[Entries]

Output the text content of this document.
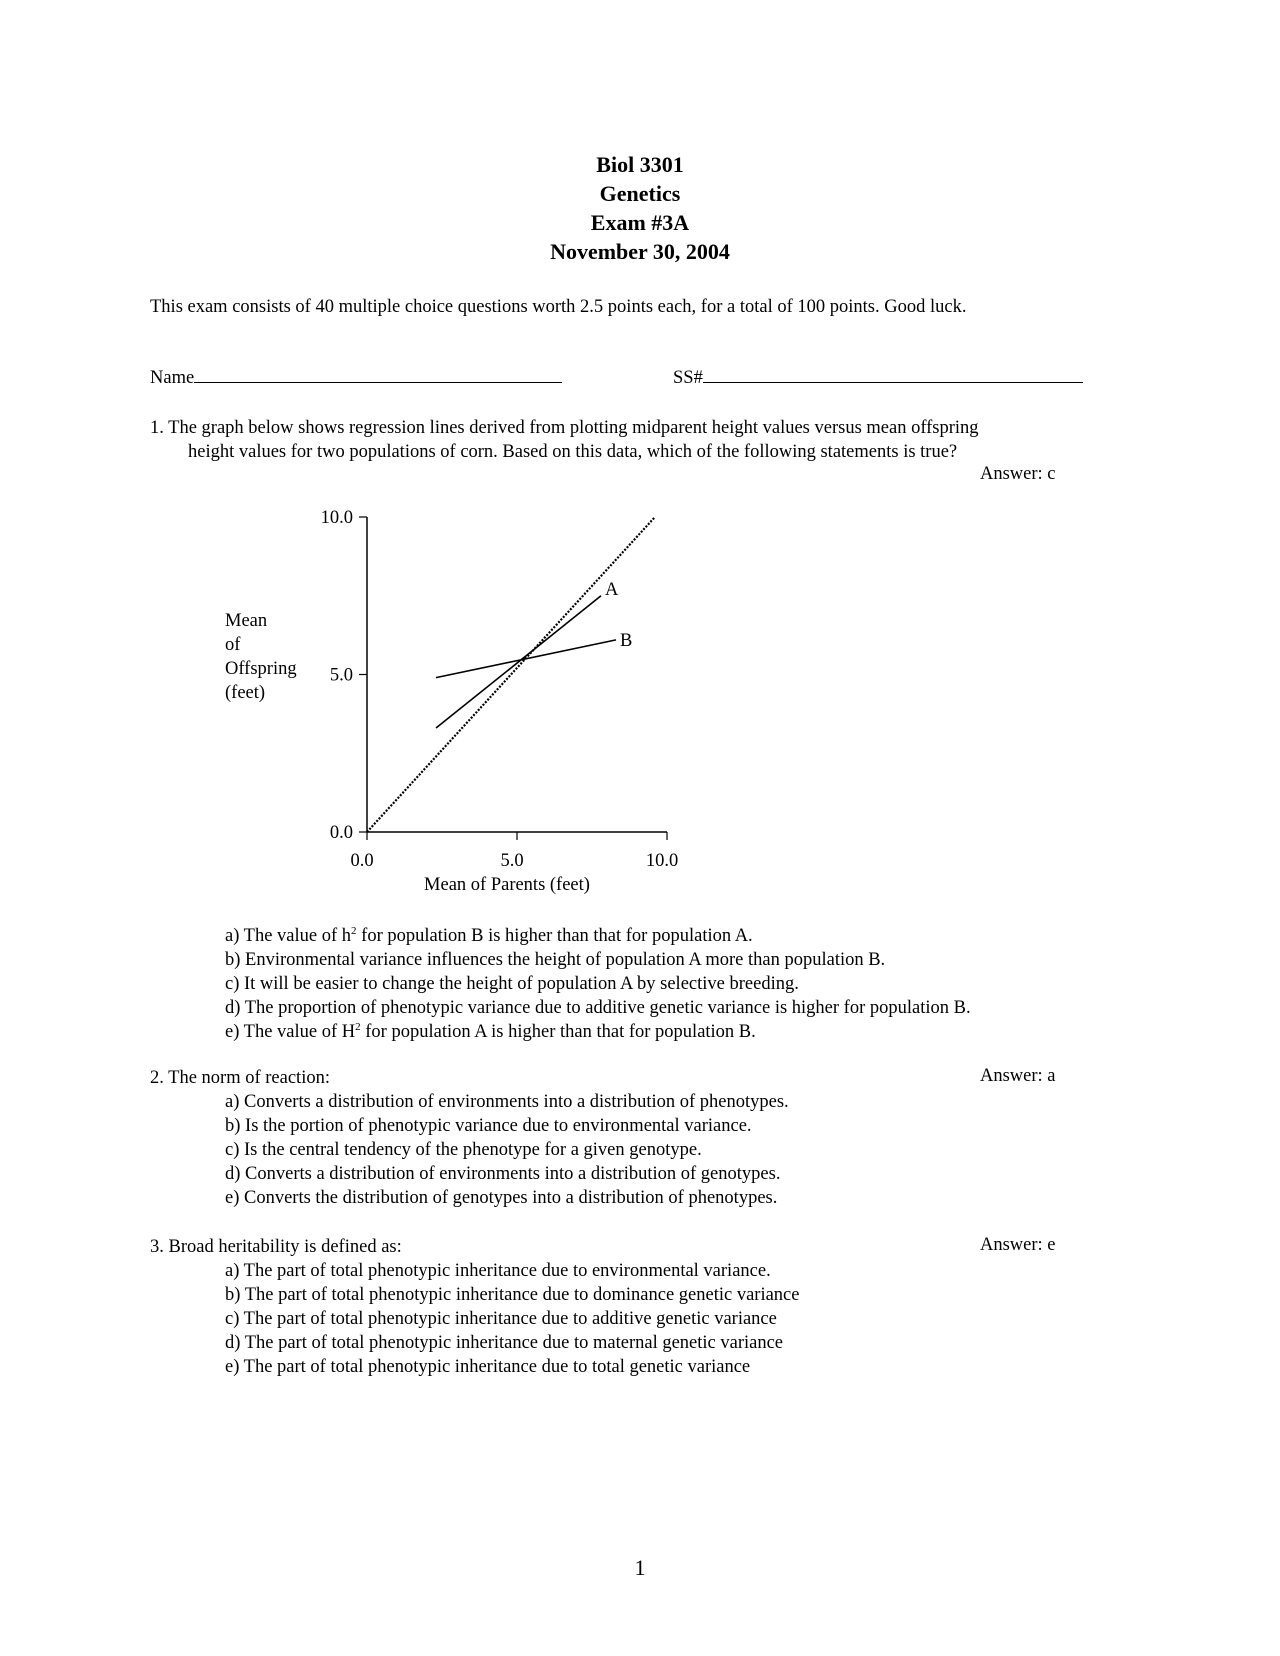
Biol 3301
Genetics
Exam #3A
November 30, 2004
This exam consists of 40 multiple choice questions worth 2.5 points each, for a total of 100 points. Good luck.
Name	SS#
1. The graph below shows regression lines derived from plotting midparent height values versus mean offspring
height values for two populations of corn. Based on this data, which of the following statements is true?
Answer: c
Mean
of
Offspring
(feet)
0.0
5.0
10.0
0.0	5.0	10.0
A
B
Mean of Parents (feet)
a) The value of $h^2$ for population B is higher than that for population A.
b) Environmental variance influences the height of population A more than population B.
c) It will be easier to change the height of population A by selective breeding.
d) The proportion of phenotypic variance due to additive genetic variance is higher for population B.
e) The value of $H^2$ for population A is higher than that for population B.
2. The norm of reaction:	Answer: a
a) Converts a distribution of environments into a distribution of phenotypes.
b) Is the portion of phenotypic variance due to environmental variance.
c) Is the central tendency of the phenotype for a given genotype.
d) Converts a distribution of environments into a distribution of genotypes.
e) Converts the distribution of genotypes into a distribution of phenotypes.
3. Broad heritability is defined as:	Answer: e
a) The part of total phenotypic inheritance due to environmental variance.
b) The part of total phenotypic inheritance due to dominance genetic variance
c) The part of total phenotypic inheritance due to additive genetic variance
d) The part of total phenotypic inheritance due to maternal genetic variance
e) The part of total phenotypic inheritance due to total genetic variance
1
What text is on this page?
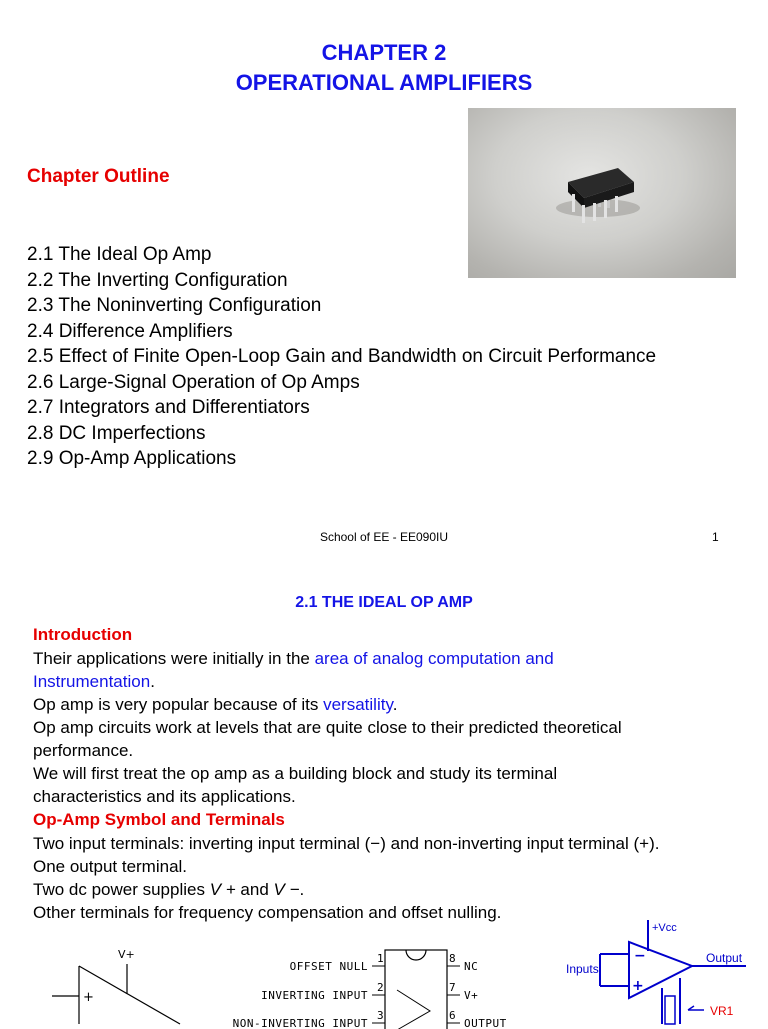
CHAPTER 2
OPERATIONAL AMPLIFIERS
Chapter Outline
2.1 The Ideal Op Amp
2.2 The Inverting Configuration
2.3 The Noninverting Configuration
2.4 Difference Amplifiers
2.5 Effect of Finite Open-Loop Gain and Bandwidth on Circuit Performance
2.6 Large-Signal Operation of Op Amps
2.7 Integrators and Differentiators
2.8 DC Imperfections
2.9 Op-Amp Applications
School of EE - EE090IU	1
2.1 THE IDEAL OP AMP
Introduction
Their applications were initially in the area of analog computation and
Instrumentation.
Op amp is very popular because of its versatility.
Op amp circuits work at levels that are quite close to their predicted theoretical
performance.
We will first treat the op amp as a building block and study its terminal
characteristics and its applications.
Op-Amp Symbol and Terminals
Two input terminals: inverting input terminal (−) and non-inverting input terminal (+).
One output terminal.
Two dc power supplies V + and V −.
Other terminals for frequency compensation and offset nulling.
V+
+
OFFSET NULL
1
INVERTING INPUT
2
NON-INVERTING INPUT
3
NC
8
V+
7
OUTPUT
6
−
+
+Vcc
Inputs
Output
VR1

[Exercise]
Without the pictures, write out all of the material exactly.

[Answer to this exercise]
Output the text content of this document.
Biol 3301
Genetics
Exam #3A
November 30, 2004
This exam consists of 40 multiple choice questions worth 2.5 points each, for a total of 100 points. Good luck.
Name	SS#
1. The graph below shows regression lines derived from plotting midparent height values versus mean offspring
height values for two populations of corn. Based on this data, which of the following statements is true?
Answer: c
Mean
of
Offspring
(feet)
0.0
5.0
10.0
0.0	5.0	10.0
A
B
Mean of Parents (feet)
a) The value of $h^2$ for population B is higher than that for population A.
b) Environmental variance influences the height of population A more than population B.
c) It will be easier to change the height of population A by selective breeding.
d) The proportion of phenotypic variance due to additive genetic variance is higher for population B.
e) The value of $H^2$ for population A is higher than that for population B.
2. The norm of reaction:	Answer: a
a) Converts a distribution of environments into a distribution of phenotypes.
b) Is the portion of phenotypic variance due to environmental variance.
c) Is the central tendency of the phenotype for a given genotype.
d) Converts a distribution of environments into a distribution of genotypes.
e) Converts the distribution of genotypes into a distribution of phenotypes.
3. Broad heritability is defined as:	Answer: e
a) The part of total phenotypic inheritance due to environmental variance.
b) The part of total phenotypic inheritance due to dominance genetic variance
c) The part of total phenotypic inheritance due to additive genetic variance
d) The part of total phenotypic inheritance due to maternal genetic variance
e) The part of total phenotypic inheritance due to total genetic variance
1
What text is on this page?
CHAPTER 2
OPERATIONAL AMPLIFIERS
Chapter Outline
2.1 The Ideal Op Amp
2.2 The Inverting Configuration
2.3 The Noninverting Configuration
2.4 Difference Amplifiers
2.5 Effect of Finite Open-Loop Gain and Bandwidth on Circuit Performance
2.6 Large-Signal Operation of Op Amps
2.7 Integrators and Differentiators
2.8 DC Imperfections
2.9 Op-Amp Applications
School of EE - EE090IU	1
2.1 THE IDEAL OP AMP
Introduction
Their applications were initially in the area of analog computation and
Instrumentation.
Op amp is very popular because of its versatility.
Op amp circuits work at levels that are quite close to their predicted theoretical
performance.
We will first treat the op amp as a building block and study its terminal
characteristics and its applications.
Op-Amp Symbol and Terminals
Two input terminals: inverting input terminal (−) and non-inverting input terminal (+).
One output terminal.
Two dc power supplies V + and V −.
Other terminals for frequency compensation and offset nulling.
V+
+
OFFSET NULL
1
INVERTING INPUT
2
NON-INVERTING INPUT
3
NC
8
V+
7
OUTPUT
6
−
+
+Vcc
Inputs
Output
VR1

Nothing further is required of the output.